Start Data shown

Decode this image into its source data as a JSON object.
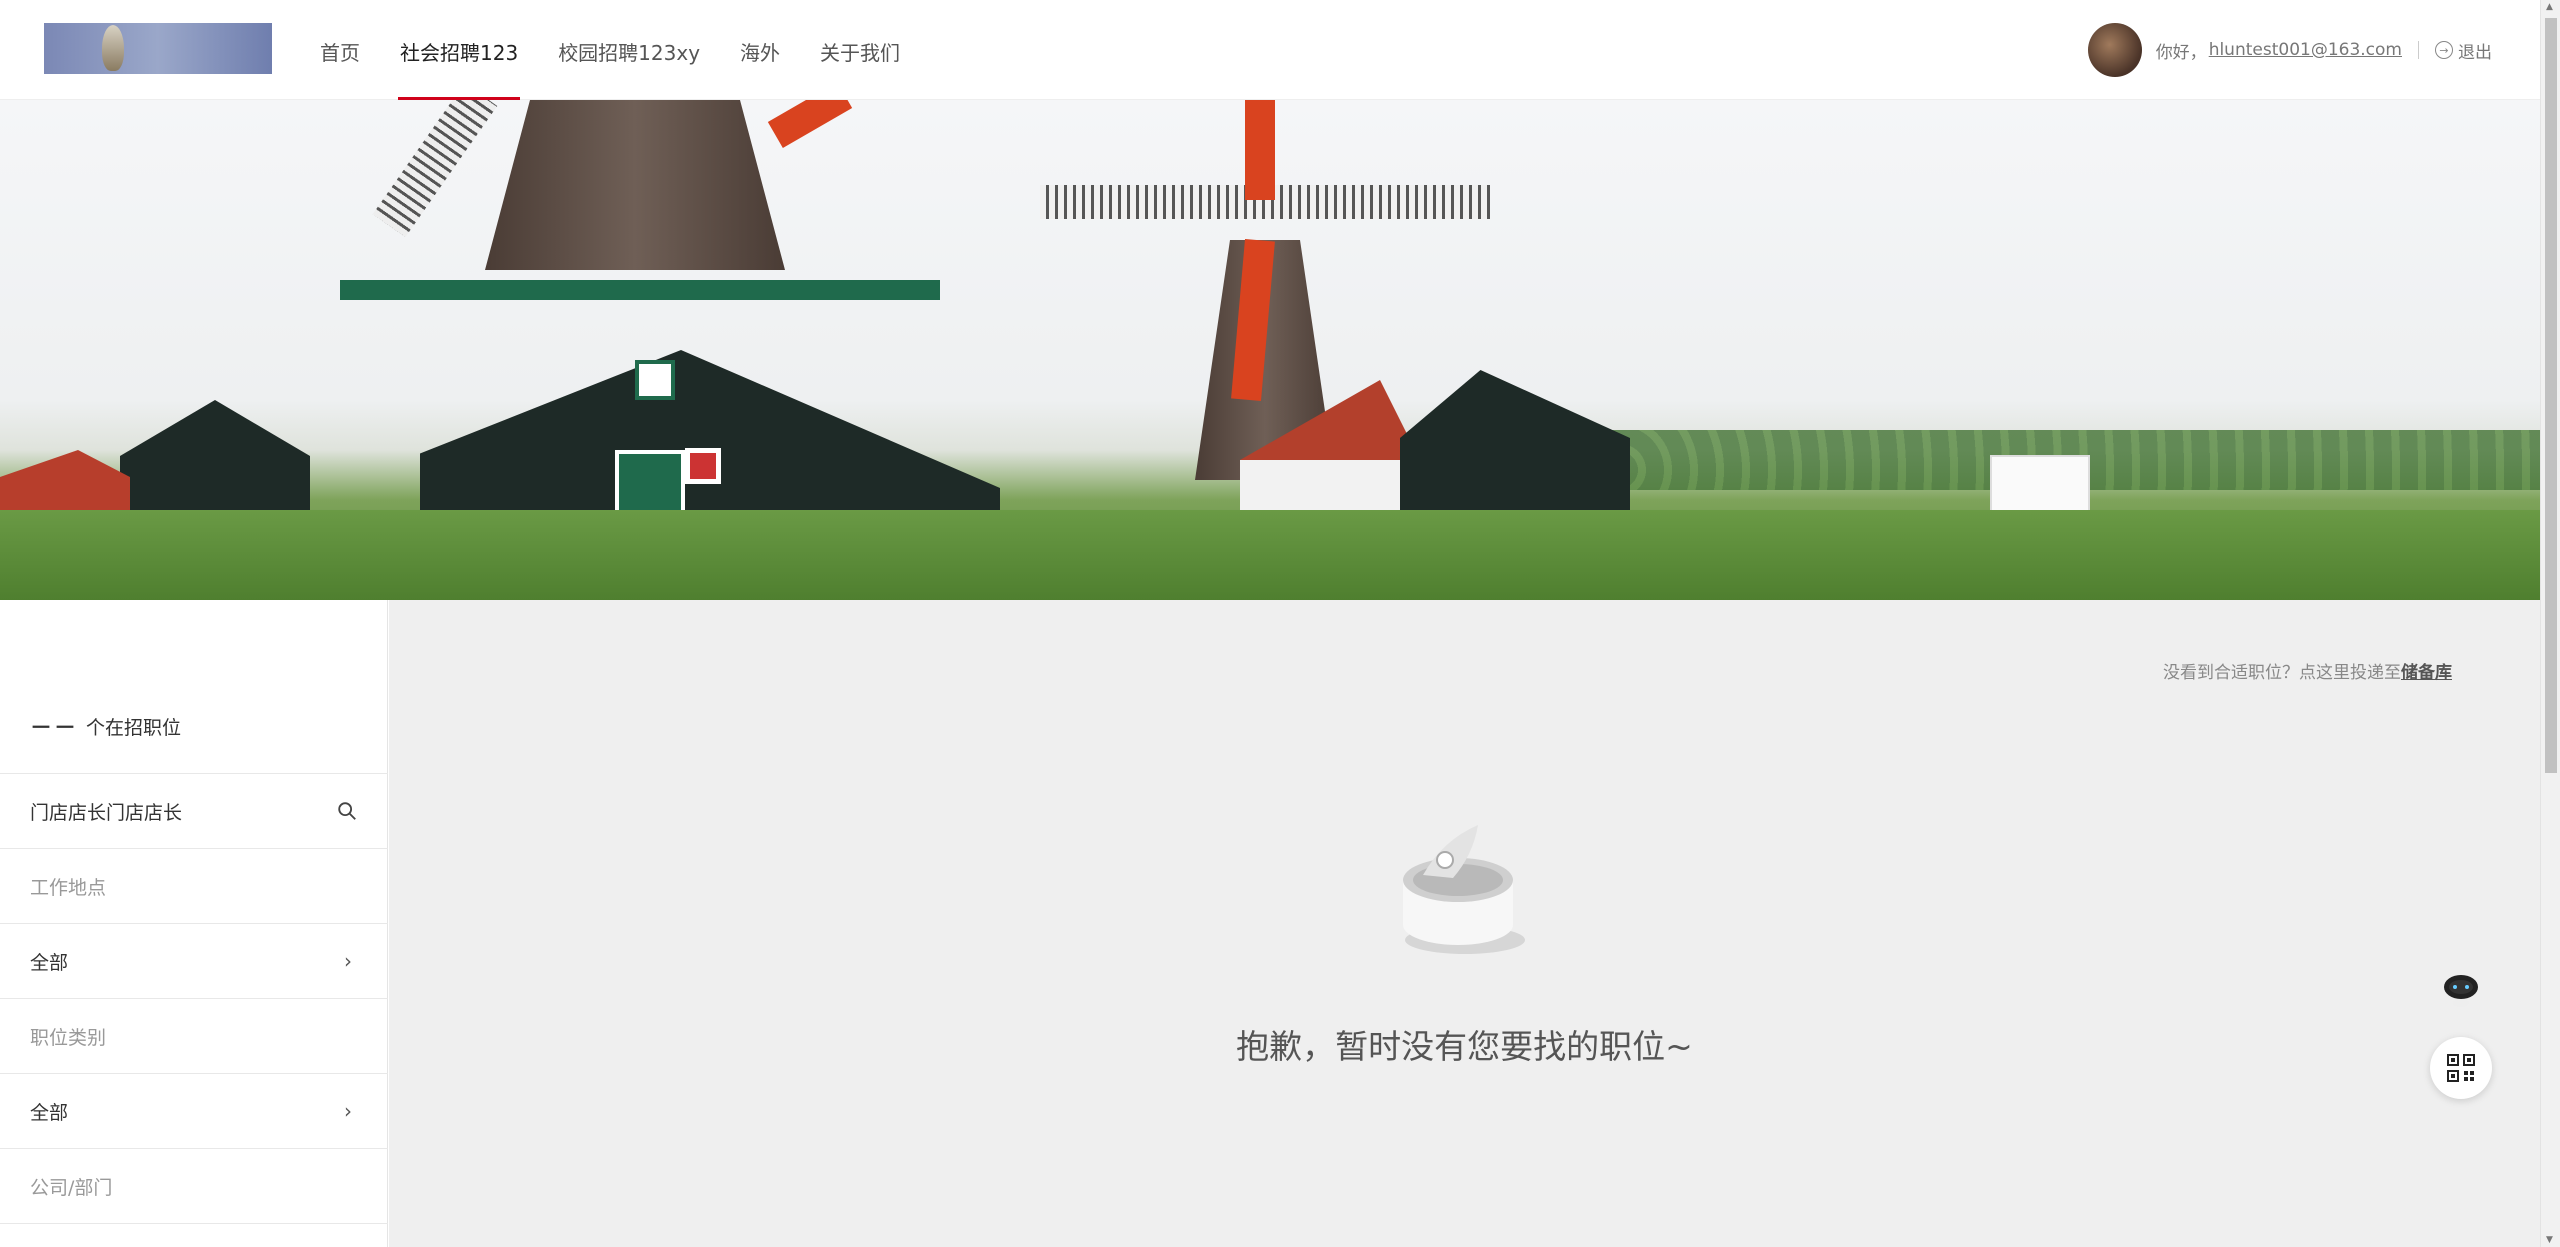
{
  "header": {
    "nav": [
      {
        "label": "首页",
        "active": false
      },
      {
        "label": "社会招聘123",
        "active": true
      },
      {
        "label": "校园招聘123xy",
        "active": false
      },
      {
        "label": "海外",
        "active": false
      },
      {
        "label": "关于我们",
        "active": false
      }
    ],
    "greeting": "你好，",
    "email": "hluntest001@163.com",
    "logout": "退出"
  },
  "sidebar": {
    "count_prefix": "－－",
    "count_label": "个在招职位",
    "search_value": "门店店长门店店长",
    "location_label": "工作地点",
    "location_value": "全部",
    "category_label": "职位类别",
    "category_value": "全部",
    "company_label": "公司/部门"
  },
  "main": {
    "tip_text": "没看到合适职位？点这里投递至",
    "tip_link": "储备库",
    "empty_text": "抱歉，暂时没有您要找的职位~"
  },
  "colors": {
    "accent": "#d0021b",
    "main_bg": "#efefef"
  },
  "icons": [
    "logo",
    "avatar",
    "logout-icon",
    "search-icon",
    "chevron-right-icon",
    "empty-box-icon",
    "robot-icon",
    "qr-code-icon"
  ]
}
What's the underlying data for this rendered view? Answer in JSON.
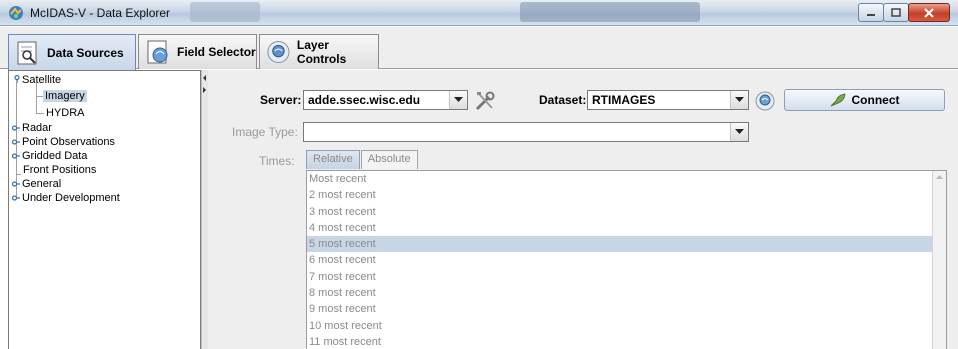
{
  "window": {
    "title": "McIDAS-V - Data Explorer"
  },
  "tabs": [
    {
      "label": "Data Sources",
      "icon": "data-sources-icon",
      "selected": true
    },
    {
      "label": "Field Selector",
      "icon": "field-selector-icon",
      "selected": false
    },
    {
      "label": "Layer Controls",
      "icon": "layer-controls-icon",
      "selected": false
    }
  ],
  "tree": {
    "satellite": "Satellite",
    "imagery": "Imagery",
    "hydra": "HYDRA",
    "radar": "Radar",
    "point_observations": "Point Observations",
    "gridded_data": "Gridded Data",
    "front_positions": "Front Positions",
    "general": "General",
    "under_development": "Under Development"
  },
  "form": {
    "server_label": "Server:",
    "server_value": "adde.ssec.wisc.edu",
    "dataset_label": "Dataset:",
    "dataset_value": "RTIMAGES",
    "connect_label": "Connect",
    "image_type_label": "Image Type:",
    "image_type_value": "",
    "times_label": "Times:"
  },
  "time_tabs": {
    "relative": "Relative",
    "absolute": "Absolute",
    "selected": "Relative"
  },
  "times": [
    "Most recent",
    "2 most recent",
    "3 most recent",
    "4 most recent",
    "5 most recent",
    "6 most recent",
    "7 most recent",
    "8 most recent",
    "9 most recent",
    "10 most recent",
    "11 most recent"
  ],
  "selected_time": "5 most recent",
  "colors": {
    "selection": "#c7d6e6",
    "tab_selected": "#c7d6ea",
    "disabled_text": "#9a9a9a"
  }
}
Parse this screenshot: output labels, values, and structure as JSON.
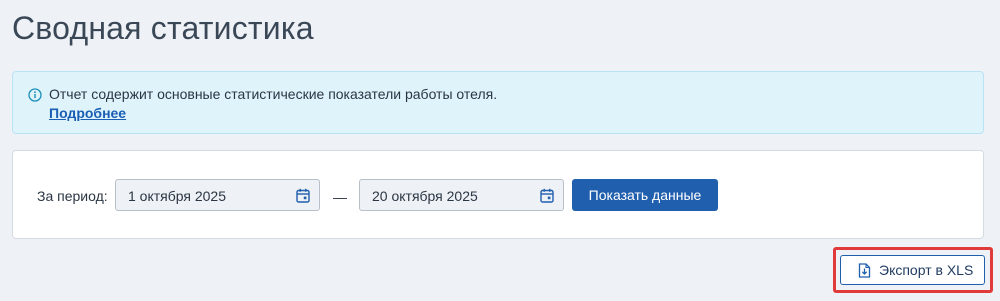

End Data shown

* **What is asked**:
Search the entries for "this" and copy out each line that has it.

* **Answer to the task**:
Decode this image into its source data as a JSON object.
What's the underlying data for this rendered view? Answer in JSON.
Parse this screenshot: output labels, values, and structure as JSON.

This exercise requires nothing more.